* Provided records:
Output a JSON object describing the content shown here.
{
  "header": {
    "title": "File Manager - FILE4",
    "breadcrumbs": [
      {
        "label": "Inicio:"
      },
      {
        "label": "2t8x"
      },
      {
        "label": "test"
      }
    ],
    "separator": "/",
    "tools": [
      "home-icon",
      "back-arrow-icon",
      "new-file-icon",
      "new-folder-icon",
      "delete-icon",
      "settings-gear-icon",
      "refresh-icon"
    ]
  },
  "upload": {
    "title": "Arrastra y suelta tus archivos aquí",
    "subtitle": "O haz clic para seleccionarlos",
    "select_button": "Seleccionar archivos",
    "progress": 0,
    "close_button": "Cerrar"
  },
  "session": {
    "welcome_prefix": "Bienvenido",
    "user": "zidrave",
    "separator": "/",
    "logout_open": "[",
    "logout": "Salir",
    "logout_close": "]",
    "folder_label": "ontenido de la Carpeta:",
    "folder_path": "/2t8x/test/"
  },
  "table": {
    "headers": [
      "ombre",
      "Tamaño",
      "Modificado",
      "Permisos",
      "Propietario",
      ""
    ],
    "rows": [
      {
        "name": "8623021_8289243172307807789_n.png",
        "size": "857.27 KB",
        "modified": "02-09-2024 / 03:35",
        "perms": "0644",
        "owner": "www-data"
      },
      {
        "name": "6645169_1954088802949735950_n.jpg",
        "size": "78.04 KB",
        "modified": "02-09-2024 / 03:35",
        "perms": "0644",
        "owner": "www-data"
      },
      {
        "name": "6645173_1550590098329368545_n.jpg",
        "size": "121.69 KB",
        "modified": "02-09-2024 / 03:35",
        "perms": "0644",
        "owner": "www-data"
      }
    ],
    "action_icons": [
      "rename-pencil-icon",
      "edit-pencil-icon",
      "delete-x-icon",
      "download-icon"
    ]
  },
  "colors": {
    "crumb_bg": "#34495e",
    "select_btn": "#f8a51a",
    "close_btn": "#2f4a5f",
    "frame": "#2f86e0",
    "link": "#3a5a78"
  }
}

* Directions for this task:
Write out every entry exactly as given.

* Result of this task:
Output a JSON object describing the content shown here.
{
  "header": {
    "title": "File Manager - FILE4",
    "breadcrumbs": [
      {
        "label": "Inicio:"
      },
      {
        "label": "2t8x"
      },
      {
        "label": "test"
      }
    ],
    "separator": "/",
    "tools": [
      "home-icon",
      "back-arrow-icon",
      "new-file-icon",
      "new-folder-icon",
      "delete-icon",
      "settings-gear-icon",
      "refresh-icon"
    ]
  },
  "upload": {
    "title": "Arrastra y suelta tus archivos aquí",
    "subtitle": "O haz clic para seleccionarlos",
    "select_button": "Seleccionar archivos",
    "progress": 0,
    "close_button": "Cerrar"
  },
  "session": {
    "welcome_prefix": "Bienvenido",
    "user": "zidrave",
    "separator": "/",
    "logout_open": "[",
    "logout": "Salir",
    "logout_close": "]",
    "folder_label": "ontenido de la Carpeta:",
    "folder_path": "/2t8x/test/"
  },
  "table": {
    "headers": [
      "ombre",
      "Tamaño",
      "Modificado",
      "Permisos",
      "Propietario",
      ""
    ],
    "rows": [
      {
        "name": "8623021_8289243172307807789_n.png",
        "size": "857.27 KB",
        "modified": "02-09-2024 / 03:35",
        "perms": "0644",
        "owner": "www-data"
      },
      {
        "name": "6645169_1954088802949735950_n.jpg",
        "size": "78.04 KB",
        "modified": "02-09-2024 / 03:35",
        "perms": "0644",
        "owner": "www-data"
      },
      {
        "name": "6645173_1550590098329368545_n.jpg",
        "size": "121.69 KB",
        "modified": "02-09-2024 / 03:35",
        "perms": "0644",
        "owner": "www-data"
      }
    ],
    "action_icons": [
      "rename-pencil-icon",
      "edit-pencil-icon",
      "delete-x-icon",
      "download-icon"
    ]
  },
  "colors": {
    "crumb_bg": "#34495e",
    "select_btn": "#f8a51a",
    "close_btn": "#2f4a5f",
    "frame": "#2f86e0",
    "link": "#3a5a78"
  }
}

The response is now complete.